◆ WORK REQUIRED: Copy every entry exactly.

(Items from a dataset)
•••••

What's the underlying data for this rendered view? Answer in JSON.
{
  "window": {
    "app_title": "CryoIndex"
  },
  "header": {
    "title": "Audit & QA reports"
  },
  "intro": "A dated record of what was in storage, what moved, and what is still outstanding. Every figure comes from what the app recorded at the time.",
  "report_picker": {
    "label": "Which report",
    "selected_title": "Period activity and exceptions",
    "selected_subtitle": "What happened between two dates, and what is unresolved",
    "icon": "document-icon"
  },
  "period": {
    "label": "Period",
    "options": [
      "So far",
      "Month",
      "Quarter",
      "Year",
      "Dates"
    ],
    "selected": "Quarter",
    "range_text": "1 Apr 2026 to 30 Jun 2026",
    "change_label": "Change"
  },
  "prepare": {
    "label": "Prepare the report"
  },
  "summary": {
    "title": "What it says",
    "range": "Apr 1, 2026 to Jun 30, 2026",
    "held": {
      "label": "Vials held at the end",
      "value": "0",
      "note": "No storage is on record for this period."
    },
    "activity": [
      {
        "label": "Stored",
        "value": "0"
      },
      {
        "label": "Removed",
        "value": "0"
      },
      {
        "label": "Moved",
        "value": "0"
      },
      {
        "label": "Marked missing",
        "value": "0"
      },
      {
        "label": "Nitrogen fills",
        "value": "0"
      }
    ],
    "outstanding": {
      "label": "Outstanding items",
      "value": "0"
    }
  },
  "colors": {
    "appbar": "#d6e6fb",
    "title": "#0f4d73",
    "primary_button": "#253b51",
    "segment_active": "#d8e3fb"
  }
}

•••••

◆ EXERCISE ANSWER:
What's the underlying data for this rendered view? Answer in JSON.
{
  "window": {
    "app_title": "CryoIndex"
  },
  "header": {
    "title": "Audit & QA reports"
  },
  "intro": "A dated record of what was in storage, what moved, and what is still outstanding. Every figure comes from what the app recorded at the time.",
  "report_picker": {
    "label": "Which report",
    "selected_title": "Period activity and exceptions",
    "selected_subtitle": "What happened between two dates, and what is unresolved",
    "icon": "document-icon"
  },
  "period": {
    "label": "Period",
    "options": [
      "So far",
      "Month",
      "Quarter",
      "Year",
      "Dates"
    ],
    "selected": "Quarter",
    "range_text": "1 Apr 2026 to 30 Jun 2026",
    "change_label": "Change"
  },
  "prepare": {
    "label": "Prepare the report"
  },
  "summary": {
    "title": "What it says",
    "range": "Apr 1, 2026 to Jun 30, 2026",
    "held": {
      "label": "Vials held at the end",
      "value": "0",
      "note": "No storage is on record for this period."
    },
    "activity": [
      {
        "label": "Stored",
        "value": "0"
      },
      {
        "label": "Removed",
        "value": "0"
      },
      {
        "label": "Moved",
        "value": "0"
      },
      {
        "label": "Marked missing",
        "value": "0"
      },
      {
        "label": "Nitrogen fills",
        "value": "0"
      }
    ],
    "outstanding": {
      "label": "Outstanding items",
      "value": "0"
    }
  },
  "colors": {
    "appbar": "#d6e6fb",
    "title": "#0f4d73",
    "primary_button": "#253b51",
    "segment_active": "#d8e3fb"
  }
}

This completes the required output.